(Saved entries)
%%
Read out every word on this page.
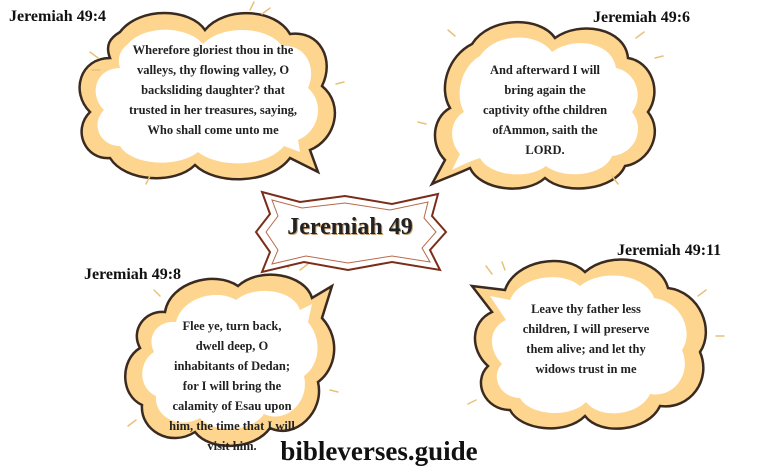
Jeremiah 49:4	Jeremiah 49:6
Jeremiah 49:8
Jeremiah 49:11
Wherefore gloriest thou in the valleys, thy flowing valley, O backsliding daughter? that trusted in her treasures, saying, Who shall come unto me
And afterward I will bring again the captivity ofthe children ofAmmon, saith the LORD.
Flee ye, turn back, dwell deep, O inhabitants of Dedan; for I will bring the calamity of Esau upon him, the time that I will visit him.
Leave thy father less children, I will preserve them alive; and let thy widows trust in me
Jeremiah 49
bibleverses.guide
%%
%%
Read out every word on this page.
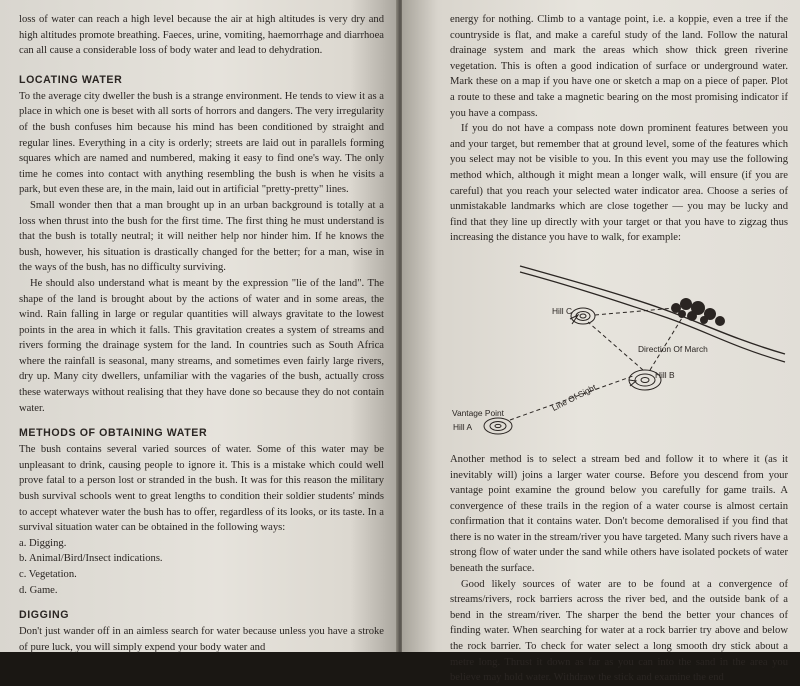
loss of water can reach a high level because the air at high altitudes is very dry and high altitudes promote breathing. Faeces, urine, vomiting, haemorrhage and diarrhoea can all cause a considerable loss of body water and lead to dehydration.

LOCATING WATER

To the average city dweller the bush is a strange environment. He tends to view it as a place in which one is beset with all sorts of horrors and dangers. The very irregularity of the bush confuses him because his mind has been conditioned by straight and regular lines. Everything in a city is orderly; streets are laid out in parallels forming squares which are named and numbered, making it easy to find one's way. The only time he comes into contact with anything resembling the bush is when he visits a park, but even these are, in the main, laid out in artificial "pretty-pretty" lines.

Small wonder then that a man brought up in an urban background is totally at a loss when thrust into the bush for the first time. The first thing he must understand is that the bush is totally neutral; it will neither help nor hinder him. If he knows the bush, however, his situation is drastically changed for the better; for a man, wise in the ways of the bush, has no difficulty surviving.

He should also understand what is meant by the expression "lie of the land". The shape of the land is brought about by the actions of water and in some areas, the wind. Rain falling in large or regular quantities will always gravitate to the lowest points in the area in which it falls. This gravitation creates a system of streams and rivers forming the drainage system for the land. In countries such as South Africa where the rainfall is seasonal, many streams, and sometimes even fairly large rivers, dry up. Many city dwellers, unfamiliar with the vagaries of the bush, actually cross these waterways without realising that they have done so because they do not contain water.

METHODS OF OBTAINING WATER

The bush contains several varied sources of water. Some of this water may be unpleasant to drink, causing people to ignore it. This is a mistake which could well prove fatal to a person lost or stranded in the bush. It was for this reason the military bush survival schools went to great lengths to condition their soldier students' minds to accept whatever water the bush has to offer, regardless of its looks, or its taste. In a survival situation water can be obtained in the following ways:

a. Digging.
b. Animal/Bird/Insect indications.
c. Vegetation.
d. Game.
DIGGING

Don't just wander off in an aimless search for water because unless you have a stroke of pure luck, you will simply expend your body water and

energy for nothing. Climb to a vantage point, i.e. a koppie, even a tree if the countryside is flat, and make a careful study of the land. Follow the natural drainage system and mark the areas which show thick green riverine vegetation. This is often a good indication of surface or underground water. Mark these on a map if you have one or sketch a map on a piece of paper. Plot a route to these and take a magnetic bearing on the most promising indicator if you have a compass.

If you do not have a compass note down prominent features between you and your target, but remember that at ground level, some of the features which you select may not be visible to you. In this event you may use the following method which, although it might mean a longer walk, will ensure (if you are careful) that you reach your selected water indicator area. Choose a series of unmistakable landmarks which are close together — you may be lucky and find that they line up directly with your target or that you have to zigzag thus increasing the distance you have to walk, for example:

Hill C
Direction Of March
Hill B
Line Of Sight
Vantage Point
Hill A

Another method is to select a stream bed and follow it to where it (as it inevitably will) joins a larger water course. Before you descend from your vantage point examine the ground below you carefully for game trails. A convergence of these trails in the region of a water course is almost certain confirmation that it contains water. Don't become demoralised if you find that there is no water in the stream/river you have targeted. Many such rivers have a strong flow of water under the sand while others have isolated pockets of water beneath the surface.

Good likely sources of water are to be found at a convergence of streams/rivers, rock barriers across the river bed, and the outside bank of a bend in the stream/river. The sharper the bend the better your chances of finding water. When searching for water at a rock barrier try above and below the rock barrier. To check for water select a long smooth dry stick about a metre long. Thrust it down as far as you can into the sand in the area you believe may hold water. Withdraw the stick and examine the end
%%
▶ [AIM]: Copy each line of the records containing the string "reach".

▶ [FULL ANSWER]:
loss of water can reach a high level because the air at high altitudes is very dry and high altitudes promote breathing. Faeces, urine, vomiting, haemorrhage and diarrhoea can all cause a considerable loss of body water and lead to dehydration.
If you do not have a compass note down prominent features between you and your target, but remember that at ground level, some of the features which you select may not be visible to you. In this event you may use the following method which, although it might mean a longer walk, will ensure (if you are careful) that you reach your selected water indicator area. Choose a series of unmistakable landmarks which are close together — you may be lucky and find that they line up directly with your target or that you have to zigzag thus increasing the distance you have to walk, for example:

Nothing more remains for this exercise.